Write out the material below again, unchanged.

Collection entries
* * * * *
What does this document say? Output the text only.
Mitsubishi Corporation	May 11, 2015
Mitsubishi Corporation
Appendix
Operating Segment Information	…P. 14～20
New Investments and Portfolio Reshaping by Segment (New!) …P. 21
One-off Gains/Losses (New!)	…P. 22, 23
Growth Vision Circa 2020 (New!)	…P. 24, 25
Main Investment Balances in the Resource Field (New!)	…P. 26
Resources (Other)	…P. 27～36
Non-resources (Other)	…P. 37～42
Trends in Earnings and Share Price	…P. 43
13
* * * * *
**Answer below**
What does this document say? Output the text only.
Mitsubishi Corporation	May 11, 2015
Mitsubishi Corporation
Appendix
Operating Segment Information	…P. 14～20
New Investments and Portfolio Reshaping by Segment (New!) …P. 21
One-off Gains/Losses (New!)	…P. 22, 23
Growth Vision Circa 2020 (New!)	…P. 24, 25
Main Investment Balances in the Resource Field (New!)	…P. 26
Resources (Other)	…P. 27～36
Non-resources (Other)	…P. 37～42
Trends in Earnings and Share Price	…P. 43
13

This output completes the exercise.